▶ _Set problem_
Repeat the listing below verbatim, everything from the line that contains "- table-row: max" down to the line that contains "- row-value: 71.000000: [321, 378, 425, 403]", with both of those lines included.

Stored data
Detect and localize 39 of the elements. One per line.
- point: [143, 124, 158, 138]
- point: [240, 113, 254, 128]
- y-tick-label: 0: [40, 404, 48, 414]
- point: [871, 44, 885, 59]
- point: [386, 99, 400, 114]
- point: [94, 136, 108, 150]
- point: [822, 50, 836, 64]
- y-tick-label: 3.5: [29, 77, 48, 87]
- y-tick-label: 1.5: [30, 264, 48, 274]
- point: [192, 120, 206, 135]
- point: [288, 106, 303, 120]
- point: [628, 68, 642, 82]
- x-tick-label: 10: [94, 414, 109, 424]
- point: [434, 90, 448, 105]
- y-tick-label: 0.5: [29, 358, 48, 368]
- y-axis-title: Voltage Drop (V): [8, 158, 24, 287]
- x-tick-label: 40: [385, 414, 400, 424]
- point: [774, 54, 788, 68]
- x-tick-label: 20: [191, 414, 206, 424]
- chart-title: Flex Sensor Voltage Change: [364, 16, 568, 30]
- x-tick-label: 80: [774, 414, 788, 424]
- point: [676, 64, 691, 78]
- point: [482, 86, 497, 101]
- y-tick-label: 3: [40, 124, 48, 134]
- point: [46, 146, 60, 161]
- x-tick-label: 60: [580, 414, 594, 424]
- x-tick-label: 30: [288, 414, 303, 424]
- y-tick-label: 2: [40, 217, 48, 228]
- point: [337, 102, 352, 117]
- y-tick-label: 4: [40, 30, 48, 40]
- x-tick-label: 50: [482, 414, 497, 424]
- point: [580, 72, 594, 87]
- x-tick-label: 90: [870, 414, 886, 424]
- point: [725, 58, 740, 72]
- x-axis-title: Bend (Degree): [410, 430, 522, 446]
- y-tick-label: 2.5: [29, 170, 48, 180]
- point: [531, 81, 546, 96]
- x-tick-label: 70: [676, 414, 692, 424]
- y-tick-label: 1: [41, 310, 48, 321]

* * *

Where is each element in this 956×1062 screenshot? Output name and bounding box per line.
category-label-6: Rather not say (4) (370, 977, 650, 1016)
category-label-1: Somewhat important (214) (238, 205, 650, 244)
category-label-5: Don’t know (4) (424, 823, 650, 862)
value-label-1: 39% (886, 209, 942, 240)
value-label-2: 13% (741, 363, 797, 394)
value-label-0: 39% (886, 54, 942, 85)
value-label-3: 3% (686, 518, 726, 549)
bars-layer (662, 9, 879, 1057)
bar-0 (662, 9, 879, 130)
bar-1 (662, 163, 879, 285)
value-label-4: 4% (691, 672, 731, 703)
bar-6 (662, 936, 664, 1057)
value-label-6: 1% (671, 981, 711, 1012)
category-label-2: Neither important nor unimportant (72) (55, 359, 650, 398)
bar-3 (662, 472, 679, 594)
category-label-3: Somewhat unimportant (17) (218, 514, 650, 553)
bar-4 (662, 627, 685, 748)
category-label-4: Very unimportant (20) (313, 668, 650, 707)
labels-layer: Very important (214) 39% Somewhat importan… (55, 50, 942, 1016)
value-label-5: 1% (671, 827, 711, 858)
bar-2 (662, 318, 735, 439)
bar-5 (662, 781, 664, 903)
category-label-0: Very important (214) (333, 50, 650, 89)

--

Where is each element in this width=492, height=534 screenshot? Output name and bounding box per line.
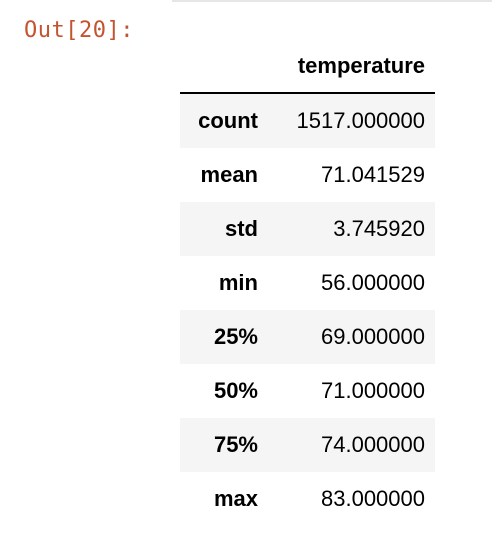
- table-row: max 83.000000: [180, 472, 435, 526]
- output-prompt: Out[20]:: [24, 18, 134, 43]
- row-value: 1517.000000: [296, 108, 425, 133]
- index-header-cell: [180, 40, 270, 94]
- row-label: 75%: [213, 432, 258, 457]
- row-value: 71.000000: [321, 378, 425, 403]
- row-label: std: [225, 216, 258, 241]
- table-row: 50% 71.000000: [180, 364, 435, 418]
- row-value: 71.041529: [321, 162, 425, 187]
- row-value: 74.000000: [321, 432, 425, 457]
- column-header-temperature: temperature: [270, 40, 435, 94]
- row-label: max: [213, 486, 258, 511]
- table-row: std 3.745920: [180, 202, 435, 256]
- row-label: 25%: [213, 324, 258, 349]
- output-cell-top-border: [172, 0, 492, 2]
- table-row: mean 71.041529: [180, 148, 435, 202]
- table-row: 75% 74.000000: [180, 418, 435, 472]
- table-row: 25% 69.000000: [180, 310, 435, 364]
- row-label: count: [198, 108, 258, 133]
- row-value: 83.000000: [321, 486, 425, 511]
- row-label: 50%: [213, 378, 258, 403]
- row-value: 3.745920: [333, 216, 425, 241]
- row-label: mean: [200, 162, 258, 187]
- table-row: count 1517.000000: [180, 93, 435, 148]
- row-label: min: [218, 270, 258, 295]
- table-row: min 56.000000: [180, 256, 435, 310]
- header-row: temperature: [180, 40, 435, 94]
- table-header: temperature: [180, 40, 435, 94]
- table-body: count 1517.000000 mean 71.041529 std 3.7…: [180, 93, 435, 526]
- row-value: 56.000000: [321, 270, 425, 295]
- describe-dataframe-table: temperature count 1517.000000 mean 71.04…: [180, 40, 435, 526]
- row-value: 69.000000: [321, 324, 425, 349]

▶ _Response below_
- table-row: max 83.000000: [180, 472, 435, 526]
- output-prompt: Out[20]:: [24, 18, 134, 43]
- row-value: 1517.000000: [296, 108, 425, 133]
- index-header-cell: [180, 40, 270, 94]
- row-label: 75%: [213, 432, 258, 457]
- row-value: 71.000000: [321, 378, 425, 403]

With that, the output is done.